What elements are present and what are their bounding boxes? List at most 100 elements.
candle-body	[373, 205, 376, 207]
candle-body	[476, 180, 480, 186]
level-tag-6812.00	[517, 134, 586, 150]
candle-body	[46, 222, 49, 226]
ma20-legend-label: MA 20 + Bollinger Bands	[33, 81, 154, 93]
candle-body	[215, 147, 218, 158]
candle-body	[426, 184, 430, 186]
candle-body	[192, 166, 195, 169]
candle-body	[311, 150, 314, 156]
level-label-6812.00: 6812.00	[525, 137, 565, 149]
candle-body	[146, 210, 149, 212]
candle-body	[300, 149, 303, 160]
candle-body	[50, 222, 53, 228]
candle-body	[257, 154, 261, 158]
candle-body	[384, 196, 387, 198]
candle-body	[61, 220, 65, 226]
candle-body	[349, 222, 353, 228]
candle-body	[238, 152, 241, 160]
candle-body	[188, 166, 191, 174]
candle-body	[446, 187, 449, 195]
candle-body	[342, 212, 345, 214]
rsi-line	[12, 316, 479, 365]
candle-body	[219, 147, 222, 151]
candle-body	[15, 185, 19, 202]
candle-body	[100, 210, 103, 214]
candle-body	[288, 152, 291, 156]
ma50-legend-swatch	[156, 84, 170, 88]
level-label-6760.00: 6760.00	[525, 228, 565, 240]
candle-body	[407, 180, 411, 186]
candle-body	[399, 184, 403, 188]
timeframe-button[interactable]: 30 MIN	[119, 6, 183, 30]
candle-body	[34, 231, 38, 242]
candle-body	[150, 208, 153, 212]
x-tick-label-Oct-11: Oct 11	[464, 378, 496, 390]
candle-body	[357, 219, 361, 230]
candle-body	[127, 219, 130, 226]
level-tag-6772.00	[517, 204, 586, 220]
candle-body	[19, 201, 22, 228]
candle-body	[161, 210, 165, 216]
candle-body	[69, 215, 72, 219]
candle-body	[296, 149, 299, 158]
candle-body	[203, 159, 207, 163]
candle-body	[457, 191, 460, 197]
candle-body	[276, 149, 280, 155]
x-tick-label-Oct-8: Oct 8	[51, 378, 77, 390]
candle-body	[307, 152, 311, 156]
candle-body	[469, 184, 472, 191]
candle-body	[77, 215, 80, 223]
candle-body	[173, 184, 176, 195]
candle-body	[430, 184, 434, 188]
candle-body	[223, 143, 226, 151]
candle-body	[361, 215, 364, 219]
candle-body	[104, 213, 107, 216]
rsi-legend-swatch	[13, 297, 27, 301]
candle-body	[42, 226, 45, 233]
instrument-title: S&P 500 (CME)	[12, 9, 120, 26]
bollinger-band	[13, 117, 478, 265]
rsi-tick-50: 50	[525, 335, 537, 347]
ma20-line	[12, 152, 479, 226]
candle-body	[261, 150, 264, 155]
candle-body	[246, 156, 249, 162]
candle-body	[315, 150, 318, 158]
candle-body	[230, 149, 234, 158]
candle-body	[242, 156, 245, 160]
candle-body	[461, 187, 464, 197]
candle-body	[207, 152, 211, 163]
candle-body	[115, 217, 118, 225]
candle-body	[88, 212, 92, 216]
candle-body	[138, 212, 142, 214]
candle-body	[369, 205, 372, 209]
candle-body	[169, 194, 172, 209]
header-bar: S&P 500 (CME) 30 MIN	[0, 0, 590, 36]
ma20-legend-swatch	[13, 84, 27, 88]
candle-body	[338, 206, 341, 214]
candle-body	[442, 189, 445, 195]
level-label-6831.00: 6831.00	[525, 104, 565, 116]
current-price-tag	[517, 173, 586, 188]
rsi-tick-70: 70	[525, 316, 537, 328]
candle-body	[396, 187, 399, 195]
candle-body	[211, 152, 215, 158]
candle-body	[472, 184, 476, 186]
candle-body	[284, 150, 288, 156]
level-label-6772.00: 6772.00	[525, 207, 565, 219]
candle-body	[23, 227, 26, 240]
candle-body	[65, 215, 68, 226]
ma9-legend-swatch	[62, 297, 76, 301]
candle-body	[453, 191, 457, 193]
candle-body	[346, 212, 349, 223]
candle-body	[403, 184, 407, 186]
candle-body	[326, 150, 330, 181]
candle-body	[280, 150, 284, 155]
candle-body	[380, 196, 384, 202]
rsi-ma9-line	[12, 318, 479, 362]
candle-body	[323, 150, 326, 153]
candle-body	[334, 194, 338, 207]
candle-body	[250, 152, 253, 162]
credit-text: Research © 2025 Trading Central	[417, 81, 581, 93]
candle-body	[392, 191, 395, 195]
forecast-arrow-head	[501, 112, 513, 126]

* * * * * * * * *

**To do:** Reproduce the material without any changes, from its very first line through the line containing "208, 153, 212]", with that line included.

**Full answer:**
What elements are present and what are their bounding boxes? List at most 100 elements.
candle-body	[373, 205, 376, 207]
candle-body	[476, 180, 480, 186]
level-tag-6812.00	[517, 134, 586, 150]
candle-body	[46, 222, 49, 226]
ma20-legend-label: MA 20 + Bollinger Bands	[33, 81, 154, 93]
candle-body	[215, 147, 218, 158]
candle-body	[426, 184, 430, 186]
candle-body	[192, 166, 195, 169]
candle-body	[311, 150, 314, 156]
level-label-6812.00: 6812.00	[525, 137, 565, 149]
candle-body	[146, 210, 149, 212]
candle-body	[300, 149, 303, 160]
candle-body	[50, 222, 53, 228]
candle-body	[257, 154, 261, 158]
candle-body	[384, 196, 387, 198]
candle-body	[61, 220, 65, 226]
candle-body	[349, 222, 353, 228]
candle-body	[238, 152, 241, 160]
candle-body	[188, 166, 191, 174]
candle-body	[446, 187, 449, 195]
candle-body	[342, 212, 345, 214]
rsi-line	[12, 316, 479, 365]
candle-body	[219, 147, 222, 151]
candle-body	[15, 185, 19, 202]
candle-body	[100, 210, 103, 214]
candle-body	[288, 152, 291, 156]
ma50-legend-swatch	[156, 84, 170, 88]
level-label-6760.00: 6760.00	[525, 228, 565, 240]
candle-body	[407, 180, 411, 186]
candle-body	[399, 184, 403, 188]
timeframe-button[interactable]: 30 MIN	[119, 6, 183, 30]
candle-body	[34, 231, 38, 242]
candle-body	[150, 208, 153, 212]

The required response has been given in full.